Stored entries:
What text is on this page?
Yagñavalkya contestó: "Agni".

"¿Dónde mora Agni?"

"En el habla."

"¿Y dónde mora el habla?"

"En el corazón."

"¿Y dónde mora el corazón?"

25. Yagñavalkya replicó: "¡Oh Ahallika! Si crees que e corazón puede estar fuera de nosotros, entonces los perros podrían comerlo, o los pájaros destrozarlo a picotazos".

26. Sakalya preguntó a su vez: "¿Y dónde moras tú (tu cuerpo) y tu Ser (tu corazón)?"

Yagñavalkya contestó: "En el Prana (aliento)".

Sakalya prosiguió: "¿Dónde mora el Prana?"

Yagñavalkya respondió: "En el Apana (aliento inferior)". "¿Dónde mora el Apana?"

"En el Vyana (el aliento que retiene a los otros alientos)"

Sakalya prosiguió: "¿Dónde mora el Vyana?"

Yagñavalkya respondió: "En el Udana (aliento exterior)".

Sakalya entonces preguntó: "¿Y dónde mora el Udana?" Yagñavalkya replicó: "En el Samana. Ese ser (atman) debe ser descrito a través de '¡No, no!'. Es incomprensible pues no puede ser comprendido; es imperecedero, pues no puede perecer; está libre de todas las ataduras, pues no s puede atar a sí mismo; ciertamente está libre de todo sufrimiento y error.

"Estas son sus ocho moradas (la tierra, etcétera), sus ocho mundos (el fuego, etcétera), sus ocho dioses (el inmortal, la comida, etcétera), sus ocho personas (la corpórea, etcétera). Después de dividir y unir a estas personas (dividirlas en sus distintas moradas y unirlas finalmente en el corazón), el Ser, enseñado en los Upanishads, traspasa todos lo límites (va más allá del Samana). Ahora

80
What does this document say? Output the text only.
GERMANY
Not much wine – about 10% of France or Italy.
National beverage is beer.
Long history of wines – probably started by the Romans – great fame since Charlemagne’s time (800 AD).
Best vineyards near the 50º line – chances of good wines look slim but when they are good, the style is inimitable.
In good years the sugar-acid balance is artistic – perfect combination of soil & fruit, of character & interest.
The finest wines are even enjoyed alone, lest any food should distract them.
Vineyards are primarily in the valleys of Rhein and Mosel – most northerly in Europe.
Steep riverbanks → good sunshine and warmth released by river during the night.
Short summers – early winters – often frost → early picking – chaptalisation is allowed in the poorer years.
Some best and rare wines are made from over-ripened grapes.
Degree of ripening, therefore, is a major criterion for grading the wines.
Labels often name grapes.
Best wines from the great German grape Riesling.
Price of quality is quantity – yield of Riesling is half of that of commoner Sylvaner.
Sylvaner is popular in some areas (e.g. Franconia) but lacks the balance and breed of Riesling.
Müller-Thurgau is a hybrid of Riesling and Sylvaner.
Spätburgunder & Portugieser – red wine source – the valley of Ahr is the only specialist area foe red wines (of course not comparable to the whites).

**TASK STATEMENT**
Pull every line containing the word "Vyana" out of the material.

**OUTPUT OF THE EXERCISE**
"En el Vyana (el aliento que retiene a los otros alientos)"
Sakalya prosiguió: "¿Dónde mora el Vyana?"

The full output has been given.